▶ Task
All of the entries need to be written out again, exactly as they are.

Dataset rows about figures
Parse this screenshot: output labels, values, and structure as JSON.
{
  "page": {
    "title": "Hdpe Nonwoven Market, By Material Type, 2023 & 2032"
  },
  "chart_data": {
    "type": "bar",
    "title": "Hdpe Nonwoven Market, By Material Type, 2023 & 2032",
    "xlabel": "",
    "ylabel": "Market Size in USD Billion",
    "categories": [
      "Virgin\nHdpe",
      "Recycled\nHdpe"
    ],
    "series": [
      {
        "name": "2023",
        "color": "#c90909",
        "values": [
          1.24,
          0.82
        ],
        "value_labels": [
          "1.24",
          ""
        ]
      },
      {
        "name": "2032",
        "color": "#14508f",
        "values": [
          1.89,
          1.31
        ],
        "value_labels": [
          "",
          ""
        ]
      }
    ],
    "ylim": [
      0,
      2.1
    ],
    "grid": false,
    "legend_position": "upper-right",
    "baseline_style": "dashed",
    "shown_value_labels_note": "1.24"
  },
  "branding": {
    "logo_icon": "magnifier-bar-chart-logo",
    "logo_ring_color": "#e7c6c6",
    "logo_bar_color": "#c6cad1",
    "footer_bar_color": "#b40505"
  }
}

▶ Answer to this exercise
Parse this screenshot: output labels, values, and structure as JSON.
{
  "page": {
    "title": "Hdpe Nonwoven Market, By Material Type, 2023 & 2032"
  },
  "chart_data": {
    "type": "bar",
    "title": "Hdpe Nonwoven Market, By Material Type, 2023 & 2032",
    "xlabel": "",
    "ylabel": "Market Size in USD Billion",
    "categories": [
      "Virgin\nHdpe",
      "Recycled\nHdpe"
    ],
    "series": [
      {
        "name": "2023",
        "color": "#c90909",
        "values": [
          1.24,
          0.82
        ],
        "value_labels": [
          "1.24",
          ""
        ]
      },
      {
        "name": "2032",
        "color": "#14508f",
        "values": [
          1.89,
          1.31
        ],
        "value_labels": [
          "",
          ""
        ]
      }
    ],
    "ylim": [
      0,
      2.1
    ],
    "grid": false,
    "legend_position": "upper-right",
    "baseline_style": "dashed",
    "shown_value_labels_note": "1.24"
  },
  "branding": {
    "logo_icon": "magnifier-bar-chart-logo",
    "logo_ring_color": "#e7c6c6",
    "logo_bar_color": "#c6cad1",
    "footer_bar_color": "#b40505"
  }
}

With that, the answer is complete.